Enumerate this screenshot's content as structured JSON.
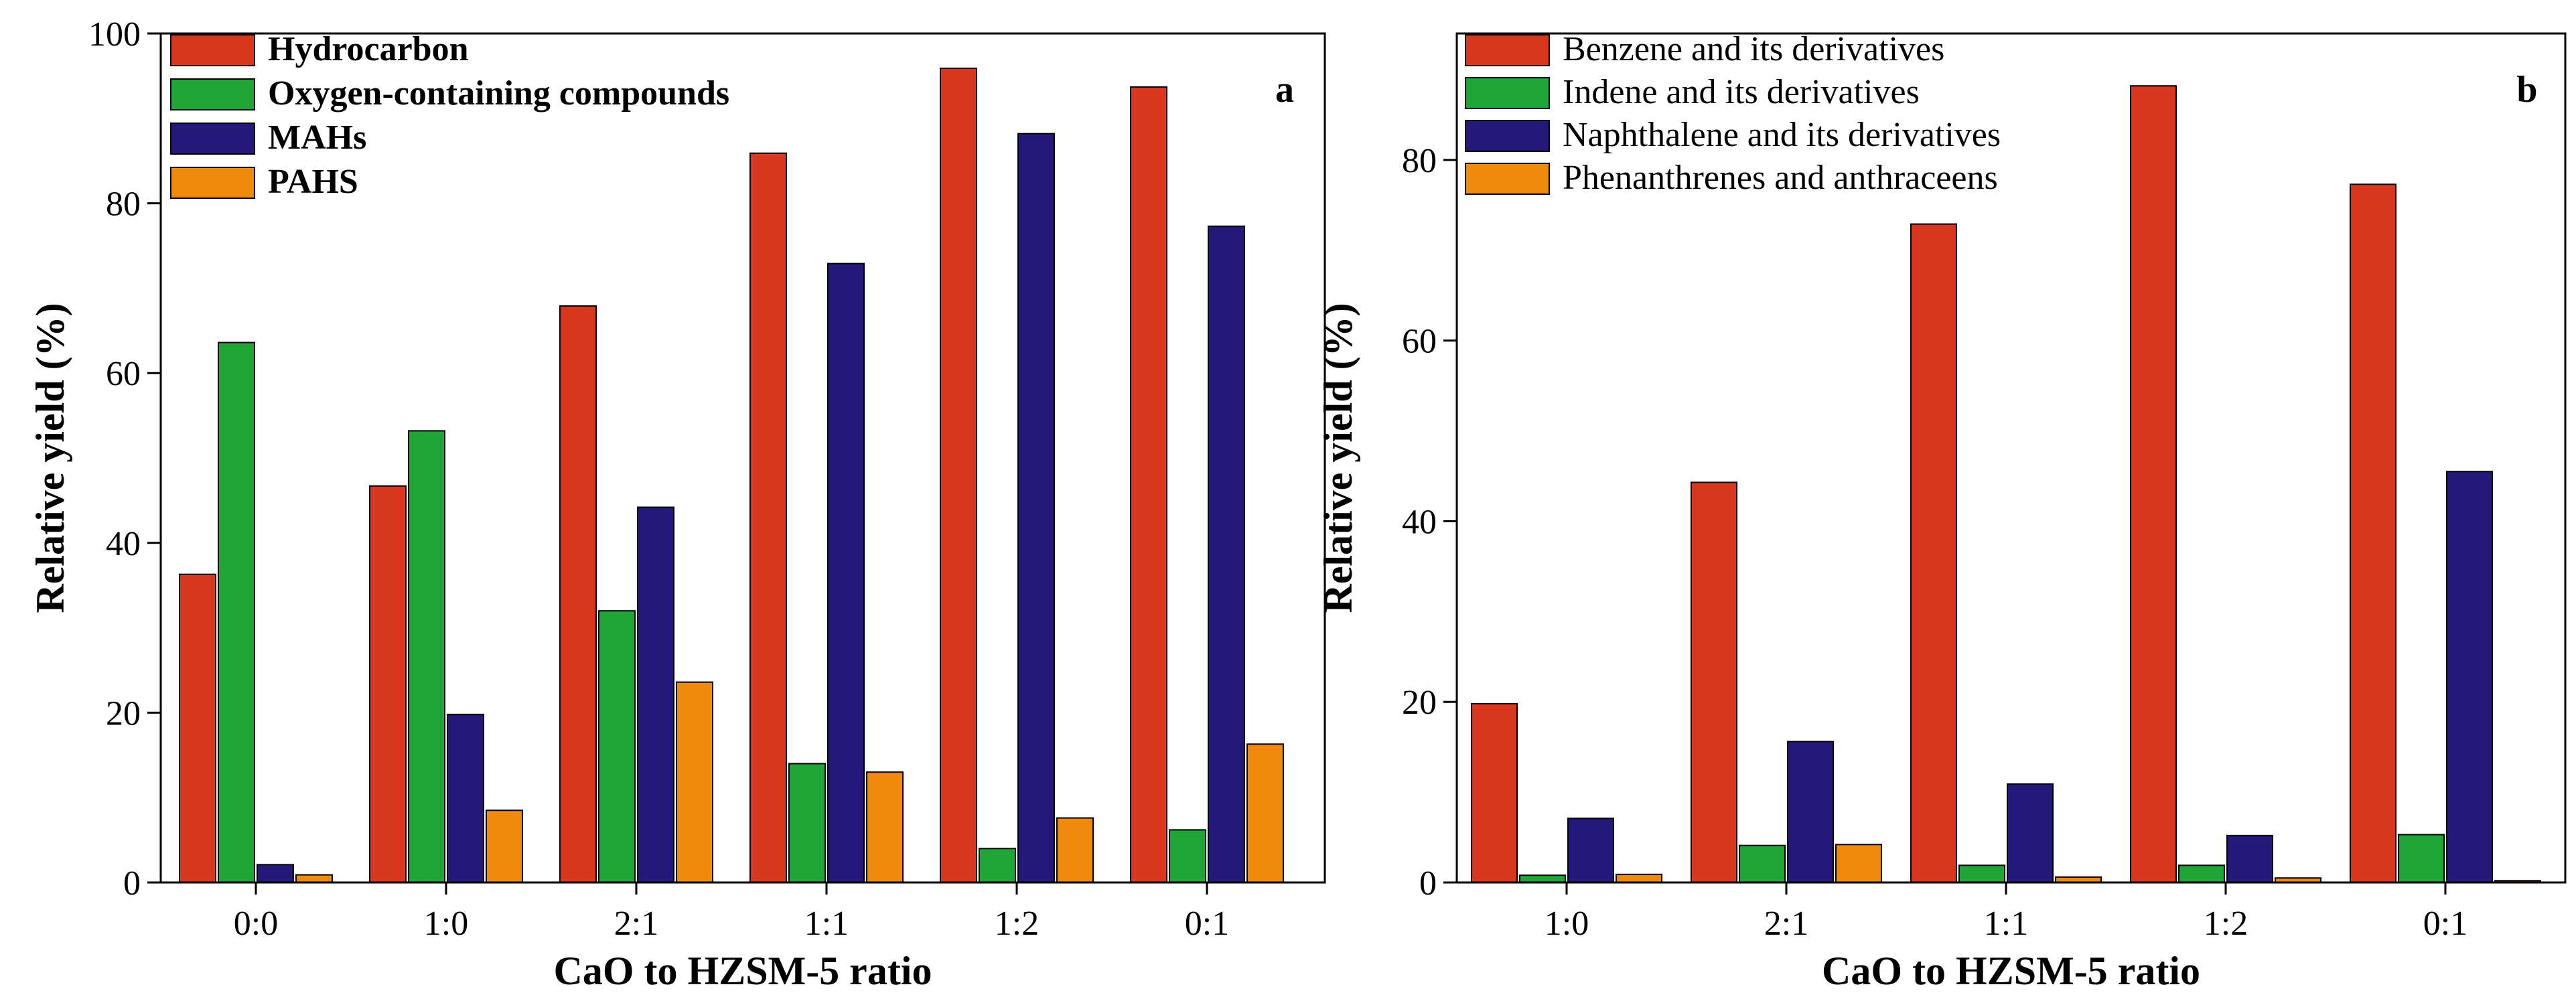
{
  "chart_data": [
    {
      "type": "bar",
      "panel": "a",
      "xlabel": "CaO to HZSM-5 ratio",
      "ylabel": "Relative yield (%)",
      "ylim": [
        0,
        100
      ],
      "yticks": [
        0,
        20,
        40,
        60,
        80,
        100
      ],
      "categories": [
        "0:0",
        "1:0",
        "2:1",
        "1:1",
        "1:2",
        "0:1"
      ],
      "series": [
        {
          "name": "Hydrocarbon",
          "color": "#d9381e",
          "values": [
            36.3,
            46.7,
            67.9,
            85.9,
            95.9,
            93.7
          ]
        },
        {
          "name": "Oxygen-containing compounds",
          "color": "#1fa637",
          "values": [
            63.6,
            53.2,
            32.0,
            14.0,
            4.0,
            6.2
          ]
        },
        {
          "name": "MAHs",
          "color": "#24197a",
          "values": [
            2.1,
            19.8,
            44.2,
            72.9,
            88.2,
            77.3
          ]
        },
        {
          "name": "PAHS",
          "color": "#f08a0c",
          "values": [
            0.9,
            8.5,
            23.6,
            13.0,
            7.6,
            16.3
          ]
        }
      ],
      "legend_position": "top-left"
    },
    {
      "type": "bar",
      "panel": "b",
      "xlabel": "CaO to HZSM-5 ratio",
      "ylabel": "Relative yield (%)",
      "ylim": [
        0,
        94
      ],
      "yticks": [
        0,
        20,
        40,
        60,
        80
      ],
      "categories": [
        "1:0",
        "2:1",
        "1:1",
        "1:2",
        "0:1"
      ],
      "series": [
        {
          "name": "Benzene and its derivatives",
          "color": "#d9381e",
          "values": [
            19.8,
            44.3,
            72.9,
            88.2,
            77.3
          ]
        },
        {
          "name": "Indene and its derivatives",
          "color": "#1fa637",
          "values": [
            0.8,
            4.1,
            1.9,
            1.9,
            5.3
          ]
        },
        {
          "name": "Naphthalene and its derivatives",
          "color": "#24197a",
          "values": [
            7.1,
            15.6,
            10.9,
            5.2,
            45.5
          ]
        },
        {
          "name": "Phenanthrenes and anthraceens",
          "color": "#f08a0c",
          "values": [
            0.9,
            4.2,
            0.6,
            0.5,
            0.2
          ]
        }
      ],
      "legend_position": "top-left"
    }
  ]
}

-- -- --

**What to do**.
Every entry must be transcribed exactly. Pictures do not belong in the copy.

**Full output**.
Enumerate this screenshot's content as structured JSON.
{
  "chart_data": [
    {
      "type": "bar",
      "panel": "a",
      "xlabel": "CaO to HZSM-5 ratio",
      "ylabel": "Relative yield (%)",
      "ylim": [
        0,
        100
      ],
      "yticks": [
        0,
        20,
        40,
        60,
        80,
        100
      ],
      "categories": [
        "0:0",
        "1:0",
        "2:1",
        "1:1",
        "1:2",
        "0:1"
      ],
      "series": [
        {
          "name": "Hydrocarbon",
          "color": "#d9381e",
          "values": [
            36.3,
            46.7,
            67.9,
            85.9,
            95.9,
            93.7
          ]
        },
        {
          "name": "Oxygen-containing compounds",
          "color": "#1fa637",
          "values": [
            63.6,
            53.2,
            32.0,
            14.0,
            4.0,
            6.2
          ]
        },
        {
          "name": "MAHs",
          "color": "#24197a",
          "values": [
            2.1,
            19.8,
            44.2,
            72.9,
            88.2,
            77.3
          ]
        },
        {
          "name": "PAHS",
          "color": "#f08a0c",
          "values": [
            0.9,
            8.5,
            23.6,
            13.0,
            7.6,
            16.3
          ]
        }
      ],
      "legend_position": "top-left"
    },
    {
      "type": "bar",
      "panel": "b",
      "xlabel": "CaO to HZSM-5 ratio",
      "ylabel": "Relative yield (%)",
      "ylim": [
        0,
        94
      ],
      "yticks": [
        0,
        20,
        40,
        60,
        80
      ],
      "categories": [
        "1:0",
        "2:1",
        "1:1",
        "1:2",
        "0:1"
      ],
      "series": [
        {
          "name": "Benzene and its derivatives",
          "color": "#d9381e",
          "values": [
            19.8,
            44.3,
            72.9,
            88.2,
            77.3
          ]
        },
        {
          "name": "Indene and its derivatives",
          "color": "#1fa637",
          "values": [
            0.8,
            4.1,
            1.9,
            1.9,
            5.3
          ]
        },
        {
          "name": "Naphthalene and its derivatives",
          "color": "#24197a",
          "values": [
            7.1,
            15.6,
            10.9,
            5.2,
            45.5
          ]
        },
        {
          "name": "Phenanthrenes and anthraceens",
          "color": "#f08a0c",
          "values": [
            0.9,
            4.2,
            0.6,
            0.5,
            0.2
          ]
        }
      ],
      "legend_position": "top-left"
    }
  ]
}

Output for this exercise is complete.